Written problem: Locate every line in the records below that contains the string "attachment", treating uppercase and lowercase as distinct, and copy each such line in full.

Records provided:
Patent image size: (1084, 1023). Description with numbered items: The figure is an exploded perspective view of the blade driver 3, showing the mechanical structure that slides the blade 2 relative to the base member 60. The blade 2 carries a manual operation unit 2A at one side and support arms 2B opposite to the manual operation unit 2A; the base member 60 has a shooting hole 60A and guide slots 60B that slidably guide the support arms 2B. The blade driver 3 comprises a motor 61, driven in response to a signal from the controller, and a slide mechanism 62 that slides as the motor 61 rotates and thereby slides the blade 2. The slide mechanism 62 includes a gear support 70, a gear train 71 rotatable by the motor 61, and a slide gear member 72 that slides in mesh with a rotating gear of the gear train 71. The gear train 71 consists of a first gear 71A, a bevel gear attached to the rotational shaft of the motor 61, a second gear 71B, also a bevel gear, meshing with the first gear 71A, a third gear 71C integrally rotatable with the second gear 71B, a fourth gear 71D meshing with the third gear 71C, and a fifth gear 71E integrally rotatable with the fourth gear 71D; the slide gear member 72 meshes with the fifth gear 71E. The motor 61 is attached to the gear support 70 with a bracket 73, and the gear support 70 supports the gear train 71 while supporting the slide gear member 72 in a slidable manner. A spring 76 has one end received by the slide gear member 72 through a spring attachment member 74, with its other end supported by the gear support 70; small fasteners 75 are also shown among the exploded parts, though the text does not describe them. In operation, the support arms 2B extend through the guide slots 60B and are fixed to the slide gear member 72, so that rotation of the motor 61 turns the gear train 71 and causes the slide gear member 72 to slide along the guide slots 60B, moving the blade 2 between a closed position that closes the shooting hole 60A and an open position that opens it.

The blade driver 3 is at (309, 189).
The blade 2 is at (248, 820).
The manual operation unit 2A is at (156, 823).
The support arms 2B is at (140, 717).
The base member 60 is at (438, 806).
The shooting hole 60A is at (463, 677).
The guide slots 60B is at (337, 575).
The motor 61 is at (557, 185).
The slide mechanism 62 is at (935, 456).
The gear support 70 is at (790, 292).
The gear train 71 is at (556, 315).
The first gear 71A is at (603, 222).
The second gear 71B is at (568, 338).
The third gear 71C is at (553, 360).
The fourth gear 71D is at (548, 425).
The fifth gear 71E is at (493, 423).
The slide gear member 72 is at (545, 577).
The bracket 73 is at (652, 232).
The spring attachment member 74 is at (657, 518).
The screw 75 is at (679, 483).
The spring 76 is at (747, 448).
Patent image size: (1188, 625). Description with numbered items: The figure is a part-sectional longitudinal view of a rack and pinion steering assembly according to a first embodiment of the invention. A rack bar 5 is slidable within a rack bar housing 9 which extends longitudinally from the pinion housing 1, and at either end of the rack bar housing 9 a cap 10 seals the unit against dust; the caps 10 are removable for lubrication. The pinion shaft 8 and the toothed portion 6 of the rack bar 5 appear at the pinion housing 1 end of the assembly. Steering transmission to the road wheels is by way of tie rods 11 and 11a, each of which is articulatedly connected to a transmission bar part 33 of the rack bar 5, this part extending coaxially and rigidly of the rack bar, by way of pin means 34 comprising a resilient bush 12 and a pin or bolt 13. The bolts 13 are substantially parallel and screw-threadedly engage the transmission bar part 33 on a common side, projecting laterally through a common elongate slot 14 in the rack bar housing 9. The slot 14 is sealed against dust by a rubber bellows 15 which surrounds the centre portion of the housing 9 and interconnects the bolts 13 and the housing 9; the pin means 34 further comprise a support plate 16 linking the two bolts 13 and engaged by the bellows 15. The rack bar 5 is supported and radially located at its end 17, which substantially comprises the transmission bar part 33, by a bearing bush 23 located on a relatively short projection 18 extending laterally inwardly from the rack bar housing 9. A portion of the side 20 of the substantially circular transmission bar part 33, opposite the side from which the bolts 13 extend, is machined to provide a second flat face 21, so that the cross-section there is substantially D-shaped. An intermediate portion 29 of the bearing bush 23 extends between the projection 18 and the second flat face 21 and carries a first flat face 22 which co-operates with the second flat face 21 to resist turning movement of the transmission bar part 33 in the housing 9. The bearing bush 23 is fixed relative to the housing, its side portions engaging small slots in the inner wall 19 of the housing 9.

Full solution:
Patent image size: (1084, 1023). Description with numbered items: The figure is an exploded perspective view of the blade driver 3, showing the mechanical structure that slides the blade 2 relative to the base member 60. The blade 2 carries a manual operation unit 2A at one side and support arms 2B opposite to the manual operation unit 2A; the base member 60 has a shooting hole 60A and guide slots 60B that slidably guide the support arms 2B. The blade driver 3 comprises a motor 61, driven in response to a signal from the controller, and a slide mechanism 62 that slides as the motor 61 rotates and thereby slides the blade 2. The slide mechanism 62 includes a gear support 70, a gear train 71 rotatable by the motor 61, and a slide gear member 72 that slides in mesh with a rotating gear of the gear train 71. The gear train 71 consists of a first gear 71A, a bevel gear attached to the rotational shaft of the motor 61, a second gear 71B, also a bevel gear, meshing with the first gear 71A, a third gear 71C integrally rotatable with the second gear 71B, a fourth gear 71D meshing with the third gear 71C, and a fifth gear 71E integrally rotatable with the fourth gear 71D; the slide gear member 72 meshes with the fifth gear 71E. The motor 61 is attached to the gear support 70 with a bracket 73, and the gear support 70 supports the gear train 71 while supporting the slide gear member 72 in a slidable manner. A spring 76 has one end received by the slide gear member 72 through a spring attachment member 74, with its other end supported by the gear support 70; small fasteners 75 are also shown among the exploded parts, though the text does not describe them. In operation, the support arms 2B extend through the guide slots 60B and are fixed to the slide gear member 72, so that rotation of the motor 61 turns the gear train 71 and causes the slide gear member 72 to slide along the guide slots 60B, moving the blade 2 between a closed position that closes the shooting hole 60A and an open position that opens it.
The spring attachment member 74 is at (657, 518).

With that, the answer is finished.